<<<<

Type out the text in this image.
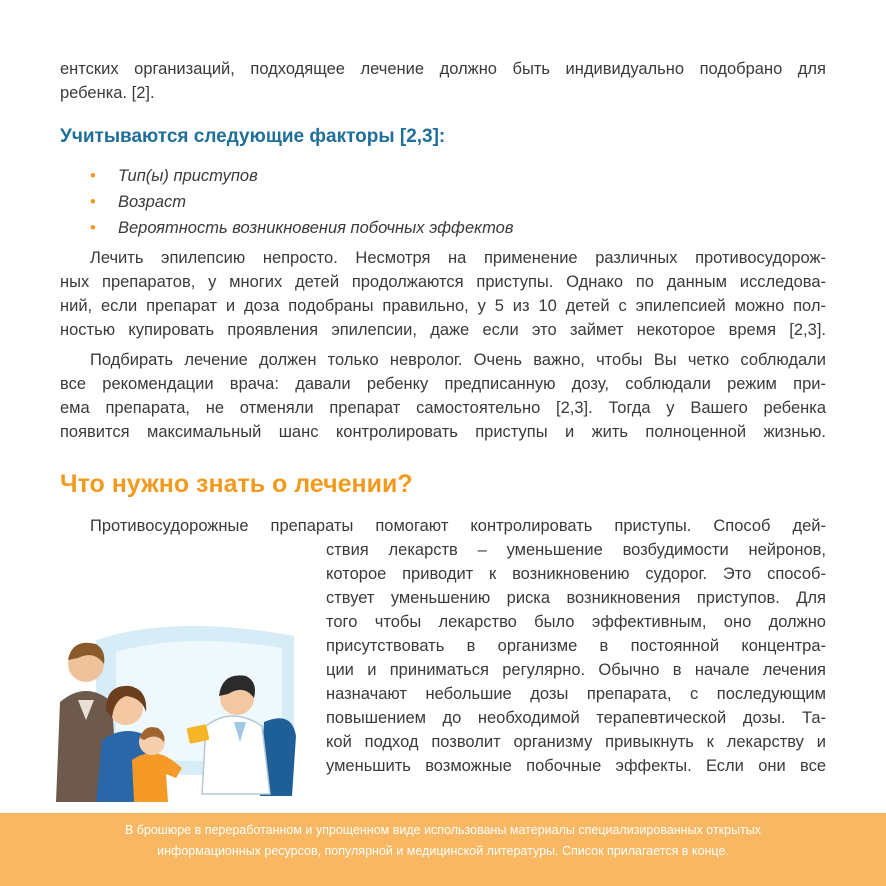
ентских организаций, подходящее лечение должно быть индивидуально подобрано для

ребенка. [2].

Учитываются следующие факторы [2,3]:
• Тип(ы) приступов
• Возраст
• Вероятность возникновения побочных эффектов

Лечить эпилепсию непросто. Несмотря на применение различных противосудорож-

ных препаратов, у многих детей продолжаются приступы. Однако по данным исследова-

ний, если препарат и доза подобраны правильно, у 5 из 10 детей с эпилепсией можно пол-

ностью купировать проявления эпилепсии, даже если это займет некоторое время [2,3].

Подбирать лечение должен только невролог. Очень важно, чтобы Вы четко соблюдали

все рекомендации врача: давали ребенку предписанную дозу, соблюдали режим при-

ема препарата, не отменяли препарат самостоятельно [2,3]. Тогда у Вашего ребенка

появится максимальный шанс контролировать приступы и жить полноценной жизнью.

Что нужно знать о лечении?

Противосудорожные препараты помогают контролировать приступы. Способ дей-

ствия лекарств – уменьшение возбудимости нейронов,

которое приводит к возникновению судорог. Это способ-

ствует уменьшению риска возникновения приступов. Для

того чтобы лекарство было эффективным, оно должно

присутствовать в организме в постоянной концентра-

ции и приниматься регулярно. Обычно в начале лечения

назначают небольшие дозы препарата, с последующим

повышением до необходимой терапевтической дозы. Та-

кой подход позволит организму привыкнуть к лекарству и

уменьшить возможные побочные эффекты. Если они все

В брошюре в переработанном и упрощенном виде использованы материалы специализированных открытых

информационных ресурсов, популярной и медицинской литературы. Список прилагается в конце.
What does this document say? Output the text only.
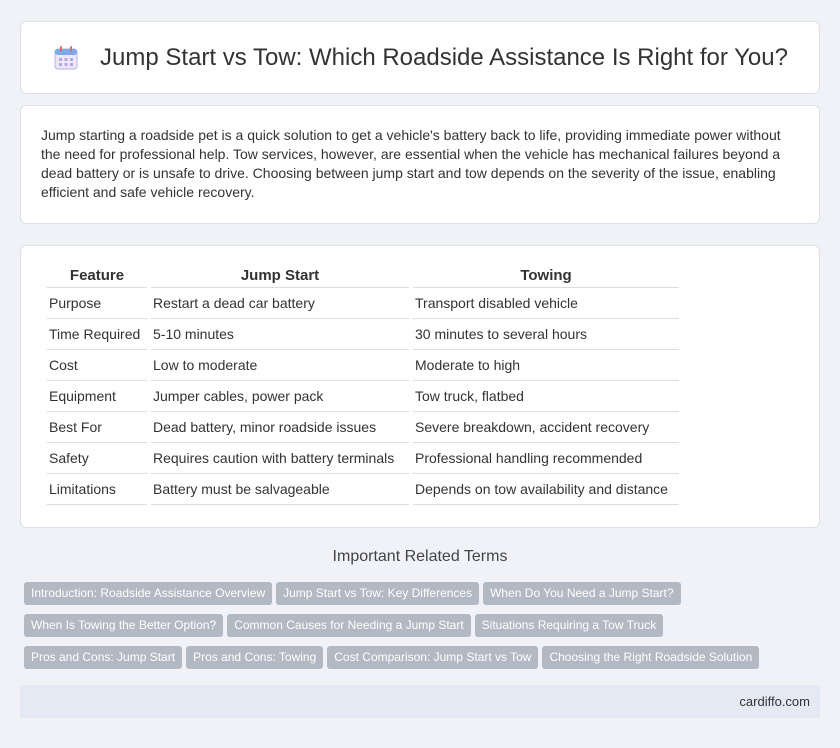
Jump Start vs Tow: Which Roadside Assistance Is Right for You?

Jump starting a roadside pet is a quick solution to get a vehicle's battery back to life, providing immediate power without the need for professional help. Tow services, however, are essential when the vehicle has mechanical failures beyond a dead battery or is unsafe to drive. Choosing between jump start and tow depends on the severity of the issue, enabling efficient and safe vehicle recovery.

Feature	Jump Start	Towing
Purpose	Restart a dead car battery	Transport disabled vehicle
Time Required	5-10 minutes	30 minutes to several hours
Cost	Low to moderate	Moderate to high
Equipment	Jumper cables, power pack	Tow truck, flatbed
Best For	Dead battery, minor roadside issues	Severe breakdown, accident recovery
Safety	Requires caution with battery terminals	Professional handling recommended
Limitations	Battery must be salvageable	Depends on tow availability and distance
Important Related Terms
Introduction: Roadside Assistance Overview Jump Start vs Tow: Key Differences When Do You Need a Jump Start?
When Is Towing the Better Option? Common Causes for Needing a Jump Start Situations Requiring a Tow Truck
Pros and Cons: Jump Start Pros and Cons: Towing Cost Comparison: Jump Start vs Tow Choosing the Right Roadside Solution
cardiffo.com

>>>>
<<<<

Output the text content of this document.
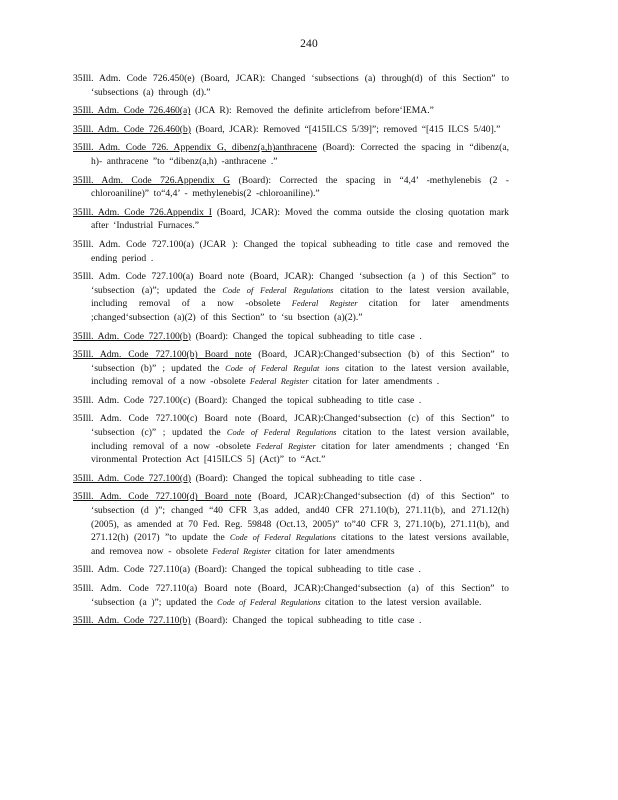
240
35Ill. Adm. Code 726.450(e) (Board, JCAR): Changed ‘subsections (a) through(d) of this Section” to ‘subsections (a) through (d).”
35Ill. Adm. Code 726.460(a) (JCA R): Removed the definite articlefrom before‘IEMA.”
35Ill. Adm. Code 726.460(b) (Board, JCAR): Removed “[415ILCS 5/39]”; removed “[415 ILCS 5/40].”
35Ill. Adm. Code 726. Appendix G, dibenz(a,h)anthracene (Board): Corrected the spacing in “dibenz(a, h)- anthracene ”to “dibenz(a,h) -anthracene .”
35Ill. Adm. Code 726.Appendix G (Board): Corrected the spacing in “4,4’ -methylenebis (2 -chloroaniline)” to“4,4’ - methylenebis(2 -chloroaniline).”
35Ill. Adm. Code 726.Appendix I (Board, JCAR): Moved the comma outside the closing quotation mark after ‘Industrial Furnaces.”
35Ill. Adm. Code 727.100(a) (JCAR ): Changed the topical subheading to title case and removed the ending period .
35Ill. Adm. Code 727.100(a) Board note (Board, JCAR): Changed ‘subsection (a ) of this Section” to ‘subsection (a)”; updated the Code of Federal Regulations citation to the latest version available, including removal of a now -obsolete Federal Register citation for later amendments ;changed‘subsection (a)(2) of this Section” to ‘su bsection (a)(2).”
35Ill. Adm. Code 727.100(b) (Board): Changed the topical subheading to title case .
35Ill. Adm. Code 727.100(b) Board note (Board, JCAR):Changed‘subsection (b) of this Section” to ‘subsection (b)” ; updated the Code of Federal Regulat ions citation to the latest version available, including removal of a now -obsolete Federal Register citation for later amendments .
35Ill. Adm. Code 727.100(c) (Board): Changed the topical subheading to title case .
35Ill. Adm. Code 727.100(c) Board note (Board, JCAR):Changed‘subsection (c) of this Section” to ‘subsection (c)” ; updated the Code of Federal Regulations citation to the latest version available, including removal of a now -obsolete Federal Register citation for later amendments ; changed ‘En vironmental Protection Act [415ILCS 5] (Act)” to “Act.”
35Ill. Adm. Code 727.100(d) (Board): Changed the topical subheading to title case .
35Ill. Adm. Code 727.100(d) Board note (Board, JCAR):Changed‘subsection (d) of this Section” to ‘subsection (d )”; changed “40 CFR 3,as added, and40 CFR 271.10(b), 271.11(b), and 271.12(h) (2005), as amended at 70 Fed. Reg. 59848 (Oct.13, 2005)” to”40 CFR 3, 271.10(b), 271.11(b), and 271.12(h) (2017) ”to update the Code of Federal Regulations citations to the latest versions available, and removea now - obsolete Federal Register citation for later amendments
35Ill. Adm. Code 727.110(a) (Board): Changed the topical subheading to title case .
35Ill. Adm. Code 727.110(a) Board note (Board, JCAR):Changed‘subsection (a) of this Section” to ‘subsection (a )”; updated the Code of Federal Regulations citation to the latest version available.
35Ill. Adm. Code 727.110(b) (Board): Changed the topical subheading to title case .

>>>>
<<<<

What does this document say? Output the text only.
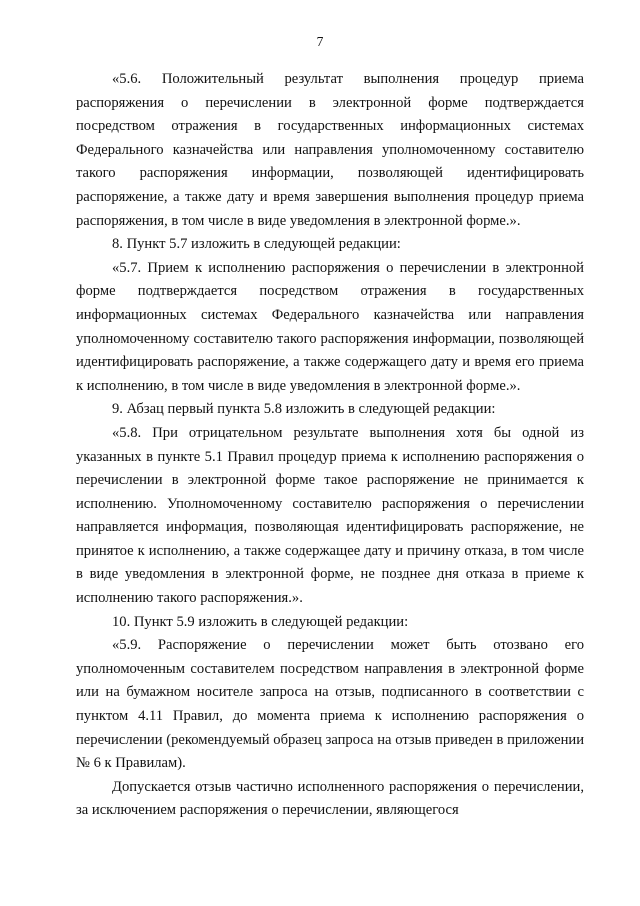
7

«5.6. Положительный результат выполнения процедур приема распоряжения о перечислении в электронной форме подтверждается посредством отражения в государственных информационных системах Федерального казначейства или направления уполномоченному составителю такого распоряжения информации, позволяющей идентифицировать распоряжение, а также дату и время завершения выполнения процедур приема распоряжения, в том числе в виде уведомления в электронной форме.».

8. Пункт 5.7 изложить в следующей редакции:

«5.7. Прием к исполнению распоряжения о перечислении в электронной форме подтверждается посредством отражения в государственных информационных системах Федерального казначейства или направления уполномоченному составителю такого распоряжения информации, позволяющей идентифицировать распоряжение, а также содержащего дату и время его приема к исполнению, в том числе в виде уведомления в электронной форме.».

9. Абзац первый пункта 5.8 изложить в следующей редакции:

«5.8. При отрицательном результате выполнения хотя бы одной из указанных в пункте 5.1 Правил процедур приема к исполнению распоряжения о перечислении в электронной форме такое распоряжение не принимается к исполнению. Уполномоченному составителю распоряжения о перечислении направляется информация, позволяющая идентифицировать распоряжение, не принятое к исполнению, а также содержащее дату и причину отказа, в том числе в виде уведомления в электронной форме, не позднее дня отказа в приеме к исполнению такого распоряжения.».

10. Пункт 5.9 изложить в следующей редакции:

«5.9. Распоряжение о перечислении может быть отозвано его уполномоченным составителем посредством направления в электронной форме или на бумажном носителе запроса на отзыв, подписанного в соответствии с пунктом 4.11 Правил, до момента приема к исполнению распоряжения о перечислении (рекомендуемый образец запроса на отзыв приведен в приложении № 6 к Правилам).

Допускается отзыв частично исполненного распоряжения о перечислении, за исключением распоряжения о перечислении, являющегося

>>>>

-- Requirement --
Pick out each line containing the string "приступов" and copy it.

-- Worked answer --
• Тип(ы) приступов
ствует уменьшению риска возникновения приступов. Для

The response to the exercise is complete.